======== RECORD LIST ========

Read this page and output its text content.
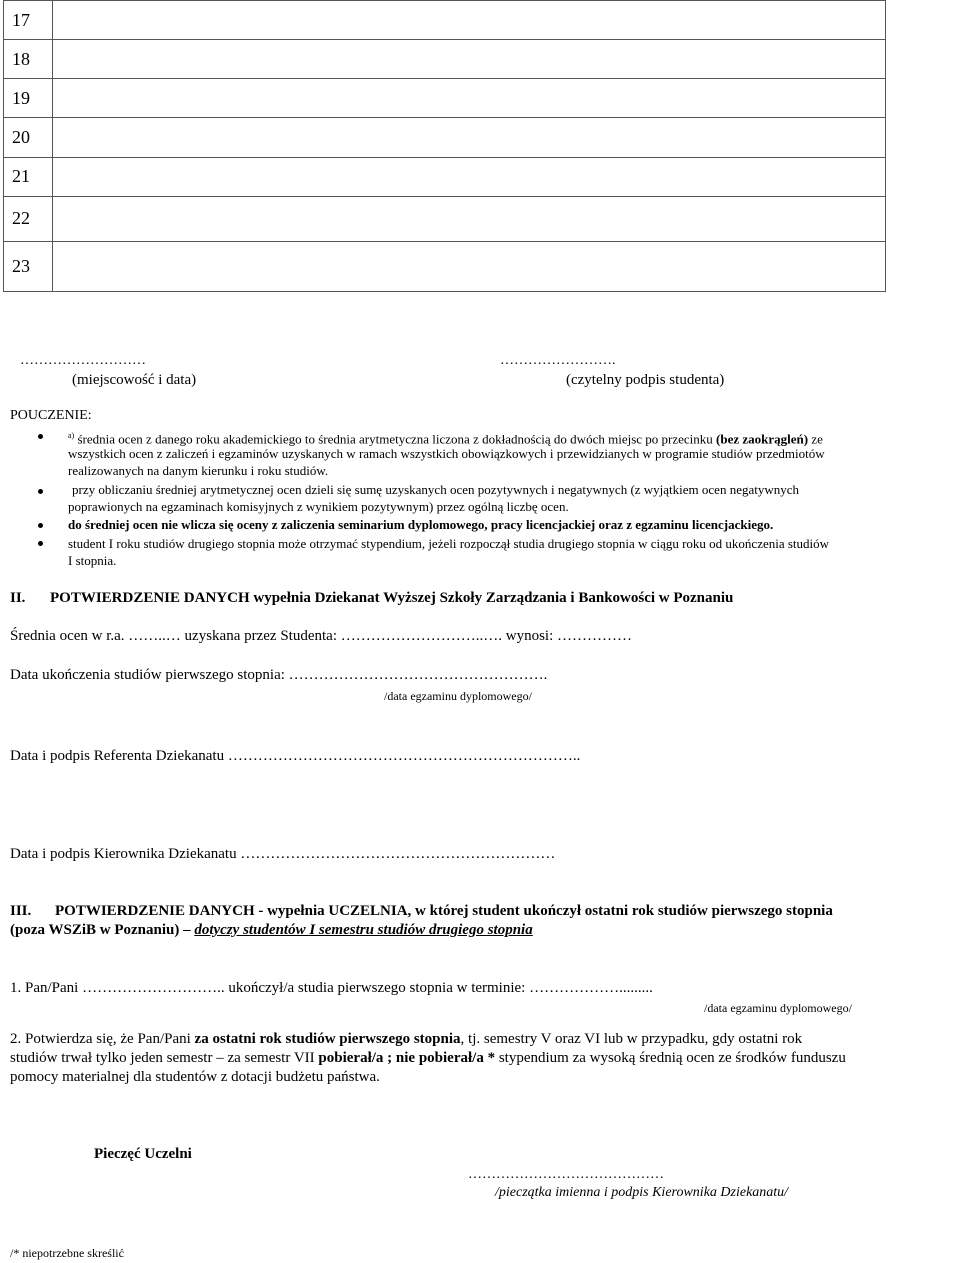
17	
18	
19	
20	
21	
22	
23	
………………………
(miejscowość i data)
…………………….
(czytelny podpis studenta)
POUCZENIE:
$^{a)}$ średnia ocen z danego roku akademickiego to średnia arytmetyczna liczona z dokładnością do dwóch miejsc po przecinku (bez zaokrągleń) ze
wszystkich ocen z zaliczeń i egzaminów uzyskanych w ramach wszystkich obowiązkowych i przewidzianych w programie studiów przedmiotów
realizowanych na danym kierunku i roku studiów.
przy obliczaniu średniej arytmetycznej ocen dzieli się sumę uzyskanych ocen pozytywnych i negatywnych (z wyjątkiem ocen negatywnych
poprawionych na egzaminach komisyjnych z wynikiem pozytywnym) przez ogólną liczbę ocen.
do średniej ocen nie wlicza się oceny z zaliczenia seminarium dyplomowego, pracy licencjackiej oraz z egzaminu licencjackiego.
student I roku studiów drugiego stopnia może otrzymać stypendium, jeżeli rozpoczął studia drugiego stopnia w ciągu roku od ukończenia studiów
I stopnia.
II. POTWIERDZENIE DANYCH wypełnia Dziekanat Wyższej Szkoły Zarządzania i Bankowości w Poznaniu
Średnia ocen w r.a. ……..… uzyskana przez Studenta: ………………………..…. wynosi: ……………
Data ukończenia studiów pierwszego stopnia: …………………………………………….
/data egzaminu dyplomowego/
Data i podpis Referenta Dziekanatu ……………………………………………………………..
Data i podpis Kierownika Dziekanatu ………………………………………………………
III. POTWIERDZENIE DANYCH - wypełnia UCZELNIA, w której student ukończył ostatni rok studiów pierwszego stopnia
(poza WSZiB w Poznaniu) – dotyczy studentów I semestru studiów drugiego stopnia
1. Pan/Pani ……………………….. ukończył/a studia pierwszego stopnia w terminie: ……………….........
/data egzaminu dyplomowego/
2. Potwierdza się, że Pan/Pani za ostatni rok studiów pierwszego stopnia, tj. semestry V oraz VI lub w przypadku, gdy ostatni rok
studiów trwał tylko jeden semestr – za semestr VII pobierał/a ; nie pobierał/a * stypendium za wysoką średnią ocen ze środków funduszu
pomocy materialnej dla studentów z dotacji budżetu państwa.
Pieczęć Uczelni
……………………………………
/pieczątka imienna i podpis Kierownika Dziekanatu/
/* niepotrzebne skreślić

========

-- TASK BRIEF --
The records above must be echoed exactly, minus their pictures.

-- OUTPUT --
Read this page and output its text content.
17	
18	
19	
20	
21	
22	
23	
………………………
(miejscowość i data)
…………………….
(czytelny podpis studenta)
POUCZENIE:
$^{a)}$ średnia ocen z danego roku akademickiego to średnia arytmetyczna liczona z dokładnością do dwóch miejsc po przecinku (bez zaokrągleń) ze
wszystkich ocen z zaliczeń i egzaminów uzyskanych w ramach wszystkich obowiązkowych i przewidzianych w programie studiów przedmiotów
realizowanych na danym kierunku i roku studiów.
przy obliczaniu średniej arytmetycznej ocen dzieli się sumę uzyskanych ocen pozytywnych i negatywnych (z wyjątkiem ocen negatywnych
poprawionych na egzaminach komisyjnych z wynikiem pozytywnym) przez ogólną liczbę ocen.
do średniej ocen nie wlicza się oceny z zaliczenia seminarium dyplomowego, pracy licencjackiej oraz z egzaminu licencjackiego.
student I roku studiów drugiego stopnia może otrzymać stypendium, jeżeli rozpoczął studia drugiego stopnia w ciągu roku od ukończenia studiów
I stopnia.
II. POTWIERDZENIE DANYCH wypełnia Dziekanat Wyższej Szkoły Zarządzania i Bankowości w Poznaniu
Średnia ocen w r.a. ……..… uzyskana przez Studenta: ………………………..…. wynosi: ……………
Data ukończenia studiów pierwszego stopnia: …………………………………………….
/data egzaminu dyplomowego/
Data i podpis Referenta Dziekanatu ……………………………………………………………..
Data i podpis Kierownika Dziekanatu ………………………………………………………
III. POTWIERDZENIE DANYCH - wypełnia UCZELNIA, w której student ukończył ostatni rok studiów pierwszego stopnia
(poza WSZiB w Poznaniu) – dotyczy studentów I semestru studiów drugiego stopnia
1. Pan/Pani ……………………….. ukończył/a studia pierwszego stopnia w terminie: ……………….........
/data egzaminu dyplomowego/
2. Potwierdza się, że Pan/Pani za ostatni rok studiów pierwszego stopnia, tj. semestry V oraz VI lub w przypadku, gdy ostatni rok
studiów trwał tylko jeden semestr – za semestr VII pobierał/a ; nie pobierał/a * stypendium za wysoką średnią ocen ze środków funduszu
pomocy materialnej dla studentów z dotacji budżetu państwa.
Pieczęć Uczelni
……………………………………
/pieczątka imienna i podpis Kierownika Dziekanatu/
/* niepotrzebne skreślić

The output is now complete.